--- begin MATERIAL ---
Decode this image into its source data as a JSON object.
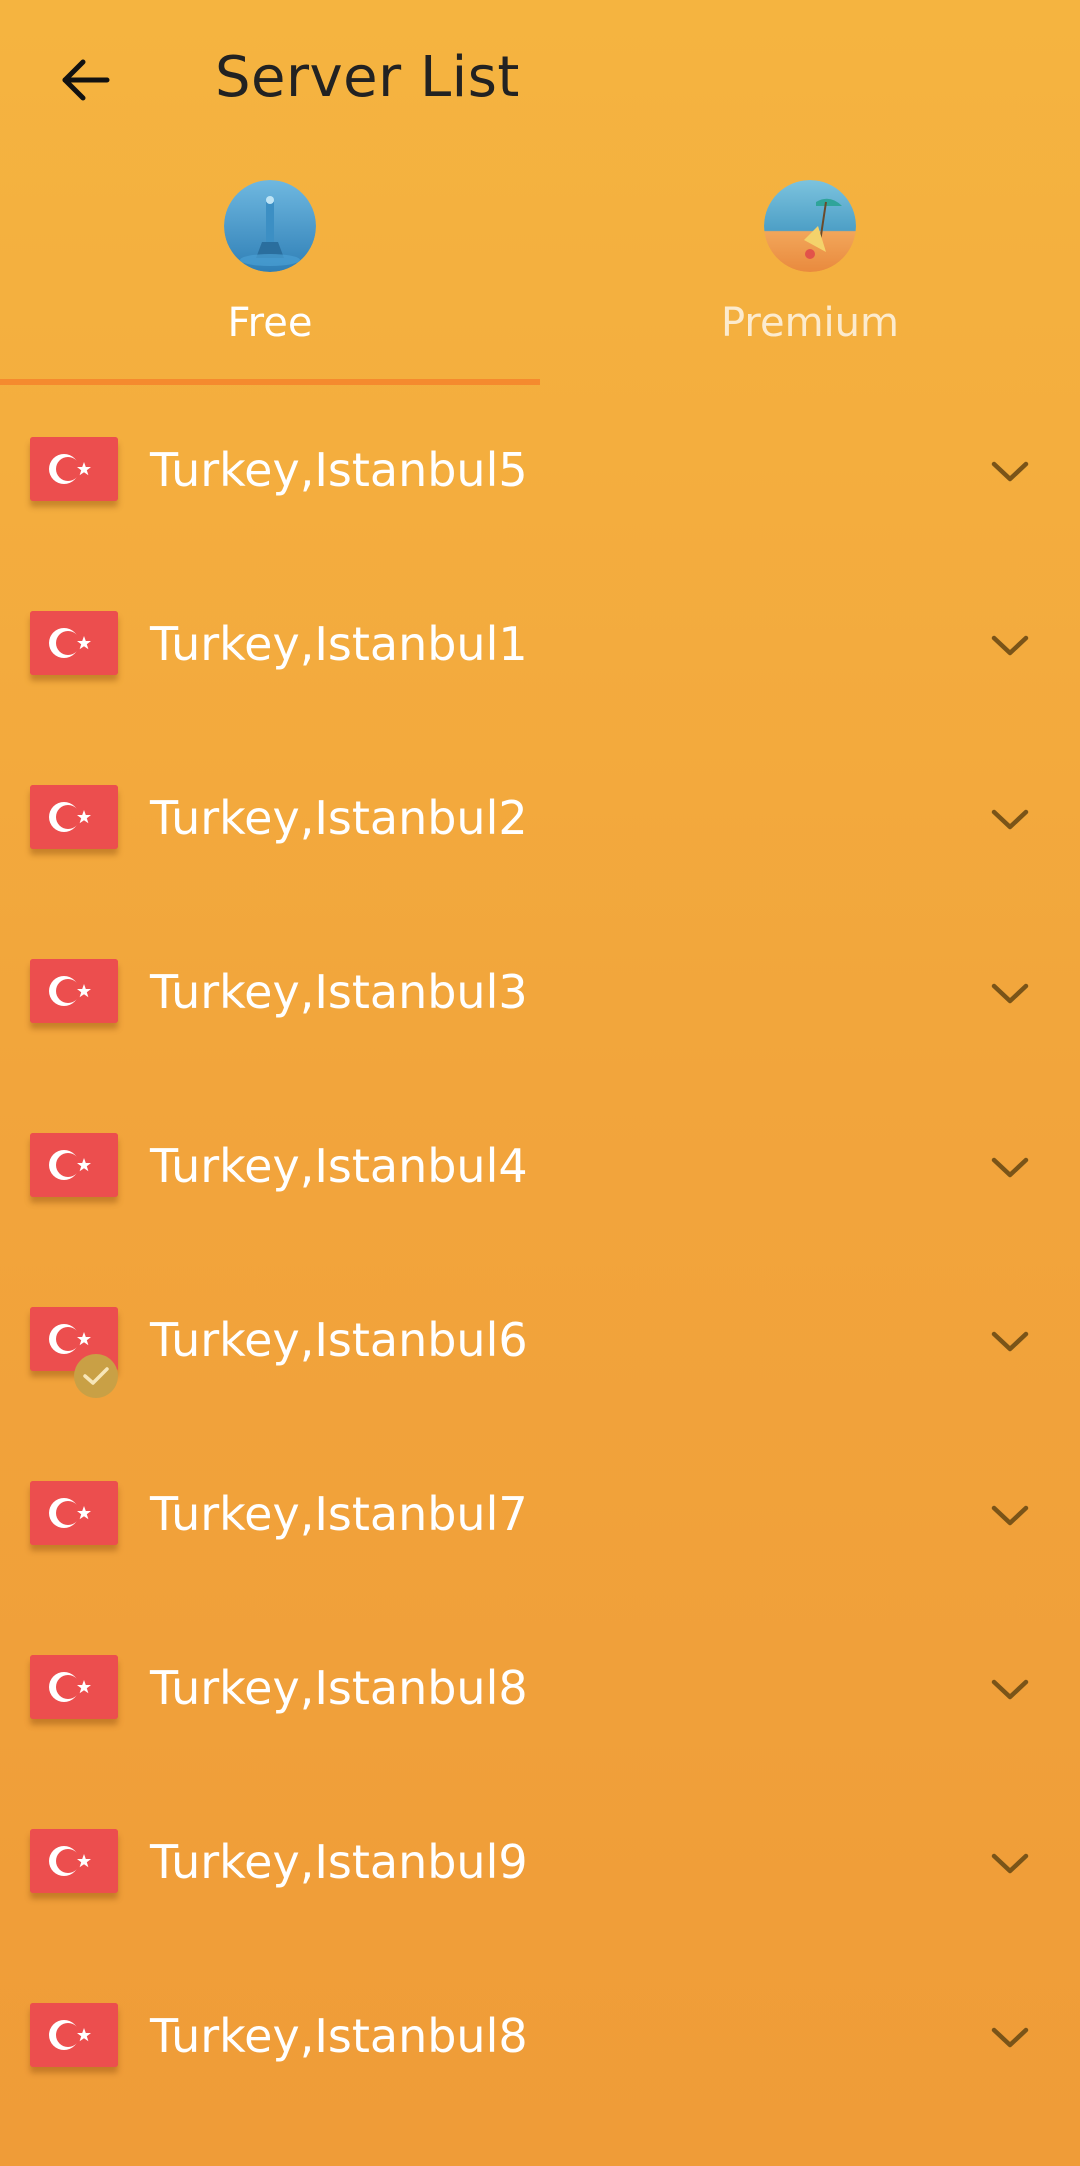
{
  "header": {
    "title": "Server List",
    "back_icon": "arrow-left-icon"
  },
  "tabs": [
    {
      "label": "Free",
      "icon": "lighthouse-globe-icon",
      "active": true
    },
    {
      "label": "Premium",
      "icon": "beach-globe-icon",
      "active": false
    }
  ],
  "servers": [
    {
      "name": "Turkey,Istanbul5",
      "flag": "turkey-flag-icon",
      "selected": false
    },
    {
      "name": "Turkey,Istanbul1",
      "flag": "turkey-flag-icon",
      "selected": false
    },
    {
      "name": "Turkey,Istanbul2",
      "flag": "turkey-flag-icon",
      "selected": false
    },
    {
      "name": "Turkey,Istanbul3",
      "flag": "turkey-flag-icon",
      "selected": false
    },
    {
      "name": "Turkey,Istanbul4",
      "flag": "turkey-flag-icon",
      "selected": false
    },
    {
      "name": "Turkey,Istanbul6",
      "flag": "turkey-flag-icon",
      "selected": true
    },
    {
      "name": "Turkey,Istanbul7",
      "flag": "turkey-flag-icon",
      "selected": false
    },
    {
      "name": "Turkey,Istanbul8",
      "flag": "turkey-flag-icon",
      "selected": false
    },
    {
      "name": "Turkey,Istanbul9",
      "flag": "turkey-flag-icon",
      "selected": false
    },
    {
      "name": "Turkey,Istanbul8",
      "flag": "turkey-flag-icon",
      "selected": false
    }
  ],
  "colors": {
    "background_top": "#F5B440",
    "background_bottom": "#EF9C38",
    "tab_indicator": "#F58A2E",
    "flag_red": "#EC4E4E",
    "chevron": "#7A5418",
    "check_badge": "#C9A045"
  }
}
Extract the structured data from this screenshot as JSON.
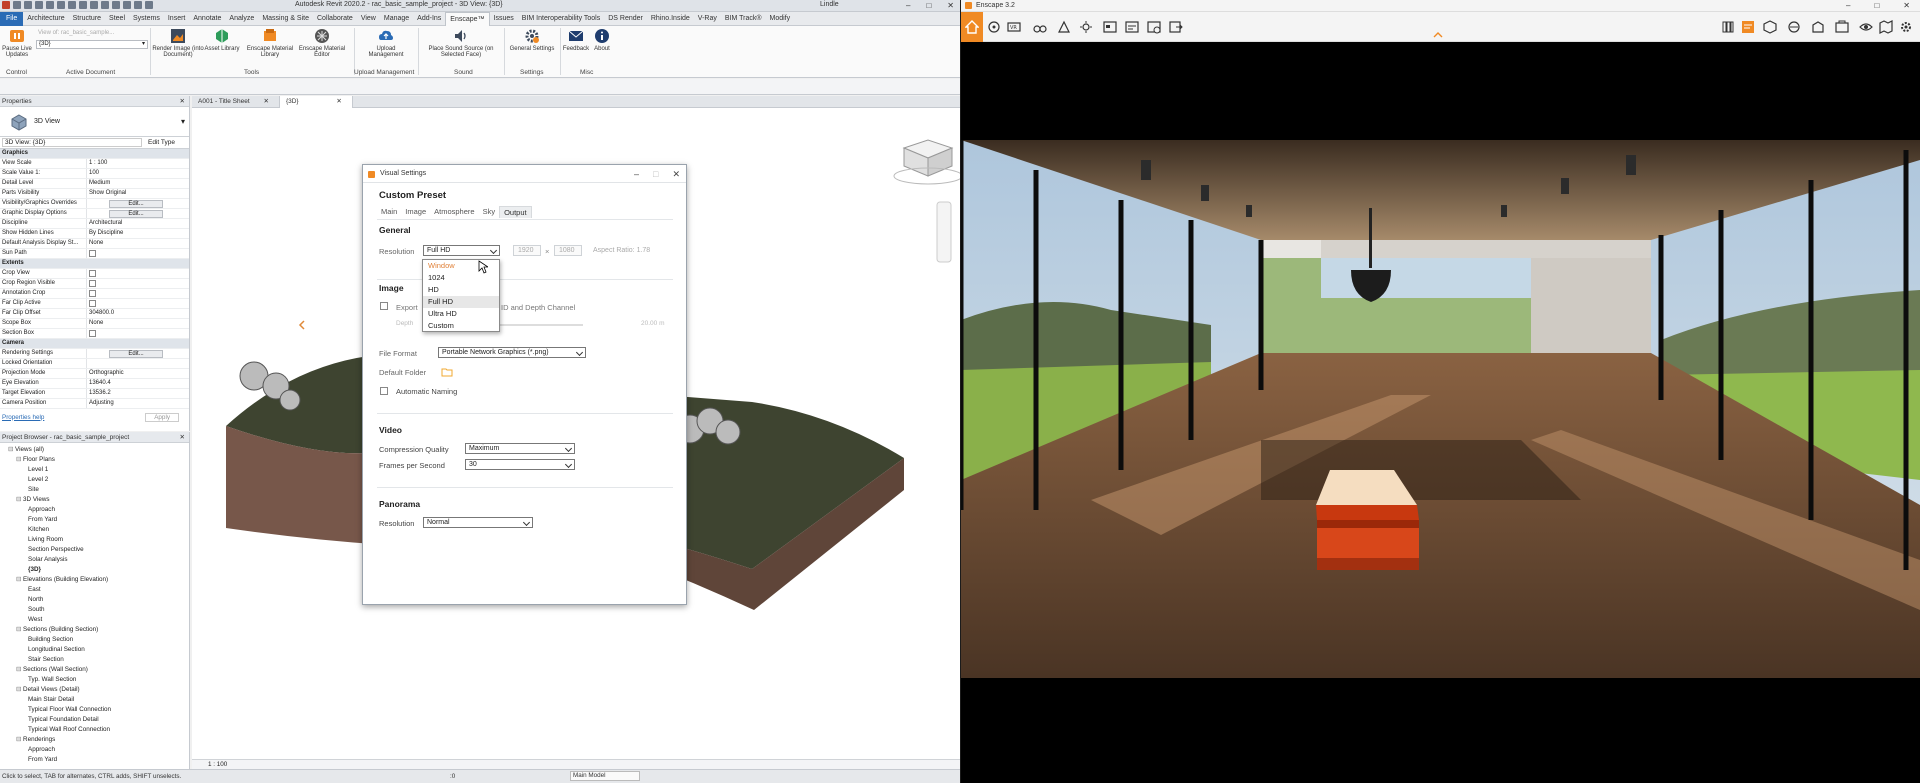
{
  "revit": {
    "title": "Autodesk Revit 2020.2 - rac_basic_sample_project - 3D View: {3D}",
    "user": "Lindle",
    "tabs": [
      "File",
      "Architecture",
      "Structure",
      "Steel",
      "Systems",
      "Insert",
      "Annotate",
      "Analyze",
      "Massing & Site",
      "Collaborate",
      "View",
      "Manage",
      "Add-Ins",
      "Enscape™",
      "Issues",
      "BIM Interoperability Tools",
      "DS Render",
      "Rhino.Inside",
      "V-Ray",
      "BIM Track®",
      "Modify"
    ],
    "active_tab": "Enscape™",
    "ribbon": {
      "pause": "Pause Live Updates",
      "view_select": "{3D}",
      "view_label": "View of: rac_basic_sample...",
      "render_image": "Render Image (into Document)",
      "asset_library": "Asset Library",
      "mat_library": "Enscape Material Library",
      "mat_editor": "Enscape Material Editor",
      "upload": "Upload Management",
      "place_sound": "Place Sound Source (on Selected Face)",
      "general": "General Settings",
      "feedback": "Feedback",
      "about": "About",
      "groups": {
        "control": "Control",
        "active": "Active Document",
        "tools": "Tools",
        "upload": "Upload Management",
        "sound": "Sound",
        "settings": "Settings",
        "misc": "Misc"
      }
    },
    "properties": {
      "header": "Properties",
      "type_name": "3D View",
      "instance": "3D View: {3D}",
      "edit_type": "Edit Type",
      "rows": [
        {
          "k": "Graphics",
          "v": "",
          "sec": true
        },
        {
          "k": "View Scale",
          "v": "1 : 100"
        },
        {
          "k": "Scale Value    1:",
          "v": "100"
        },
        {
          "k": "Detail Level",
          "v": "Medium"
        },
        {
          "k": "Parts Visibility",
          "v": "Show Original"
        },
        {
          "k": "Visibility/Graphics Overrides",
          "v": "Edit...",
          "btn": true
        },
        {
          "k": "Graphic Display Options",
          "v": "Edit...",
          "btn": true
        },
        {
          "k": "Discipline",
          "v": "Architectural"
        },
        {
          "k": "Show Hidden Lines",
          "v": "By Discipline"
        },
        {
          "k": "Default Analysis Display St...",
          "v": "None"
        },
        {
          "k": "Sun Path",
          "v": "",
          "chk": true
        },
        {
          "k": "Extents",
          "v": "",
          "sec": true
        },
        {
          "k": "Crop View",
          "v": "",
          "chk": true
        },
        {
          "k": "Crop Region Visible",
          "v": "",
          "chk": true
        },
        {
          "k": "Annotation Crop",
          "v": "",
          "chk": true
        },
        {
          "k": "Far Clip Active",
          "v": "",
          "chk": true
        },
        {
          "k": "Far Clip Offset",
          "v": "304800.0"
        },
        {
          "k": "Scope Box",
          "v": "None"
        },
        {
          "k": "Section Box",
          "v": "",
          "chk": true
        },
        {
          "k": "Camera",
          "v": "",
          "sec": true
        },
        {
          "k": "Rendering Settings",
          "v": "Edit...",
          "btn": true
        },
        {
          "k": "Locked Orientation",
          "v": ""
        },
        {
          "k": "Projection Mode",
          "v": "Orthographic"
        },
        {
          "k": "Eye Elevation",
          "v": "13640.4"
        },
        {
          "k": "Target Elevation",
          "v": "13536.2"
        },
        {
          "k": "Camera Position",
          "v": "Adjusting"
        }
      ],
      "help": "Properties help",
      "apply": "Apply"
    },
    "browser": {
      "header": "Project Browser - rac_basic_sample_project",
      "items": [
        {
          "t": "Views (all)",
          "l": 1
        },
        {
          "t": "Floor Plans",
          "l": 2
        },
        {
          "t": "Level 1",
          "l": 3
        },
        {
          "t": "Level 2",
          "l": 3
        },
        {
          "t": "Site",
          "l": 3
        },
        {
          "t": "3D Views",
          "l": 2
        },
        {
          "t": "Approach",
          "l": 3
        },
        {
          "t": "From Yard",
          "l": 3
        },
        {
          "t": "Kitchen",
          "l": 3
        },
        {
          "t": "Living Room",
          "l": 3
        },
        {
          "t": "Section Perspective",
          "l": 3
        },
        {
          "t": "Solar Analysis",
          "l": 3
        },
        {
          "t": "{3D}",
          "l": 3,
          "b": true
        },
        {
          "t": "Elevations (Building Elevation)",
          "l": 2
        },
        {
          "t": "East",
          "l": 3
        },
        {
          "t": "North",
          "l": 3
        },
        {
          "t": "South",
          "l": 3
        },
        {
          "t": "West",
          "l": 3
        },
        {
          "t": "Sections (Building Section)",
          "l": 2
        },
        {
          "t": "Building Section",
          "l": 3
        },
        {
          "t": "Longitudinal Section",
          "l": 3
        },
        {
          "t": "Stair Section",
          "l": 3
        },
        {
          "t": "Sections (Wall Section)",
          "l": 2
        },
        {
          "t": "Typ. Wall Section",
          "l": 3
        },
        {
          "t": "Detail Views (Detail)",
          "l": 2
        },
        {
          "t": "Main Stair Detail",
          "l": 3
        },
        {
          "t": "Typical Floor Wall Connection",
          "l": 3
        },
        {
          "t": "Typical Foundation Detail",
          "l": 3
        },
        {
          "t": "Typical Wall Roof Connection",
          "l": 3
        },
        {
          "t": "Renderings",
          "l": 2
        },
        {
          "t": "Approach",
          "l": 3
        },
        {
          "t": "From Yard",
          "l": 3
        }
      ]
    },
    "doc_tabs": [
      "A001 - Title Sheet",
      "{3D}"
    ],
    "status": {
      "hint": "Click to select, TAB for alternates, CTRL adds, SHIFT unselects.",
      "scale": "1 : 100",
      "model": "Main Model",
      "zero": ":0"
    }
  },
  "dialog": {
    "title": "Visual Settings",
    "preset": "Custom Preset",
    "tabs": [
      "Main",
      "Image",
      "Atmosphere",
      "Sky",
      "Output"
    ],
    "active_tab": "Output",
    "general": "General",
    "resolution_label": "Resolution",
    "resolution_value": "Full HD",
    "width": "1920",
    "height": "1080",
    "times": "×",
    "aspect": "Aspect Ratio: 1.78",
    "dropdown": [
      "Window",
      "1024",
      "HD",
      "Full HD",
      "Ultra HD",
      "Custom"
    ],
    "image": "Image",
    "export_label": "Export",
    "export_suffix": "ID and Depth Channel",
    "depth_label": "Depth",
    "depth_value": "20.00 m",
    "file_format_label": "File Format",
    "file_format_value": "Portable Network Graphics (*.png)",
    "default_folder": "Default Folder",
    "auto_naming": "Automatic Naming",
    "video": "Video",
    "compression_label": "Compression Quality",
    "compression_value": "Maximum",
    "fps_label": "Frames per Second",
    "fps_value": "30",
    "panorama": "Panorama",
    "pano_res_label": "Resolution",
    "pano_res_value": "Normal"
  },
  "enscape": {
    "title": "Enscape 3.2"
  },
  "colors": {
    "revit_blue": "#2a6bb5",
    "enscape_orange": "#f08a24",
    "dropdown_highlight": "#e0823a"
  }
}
--- end MATERIAL ---
YOUR INSTRUCTIONS: In the records above, find each line that holds the word "Wall"; copy all such lines.

FULL SOLUTION:
          "t": "Sections (Wall Section)",
          "t": "Typ. Wall Section",
          "t": "Typical Floor Wall Connection",
          "t": "Typical Wall Roof Connection",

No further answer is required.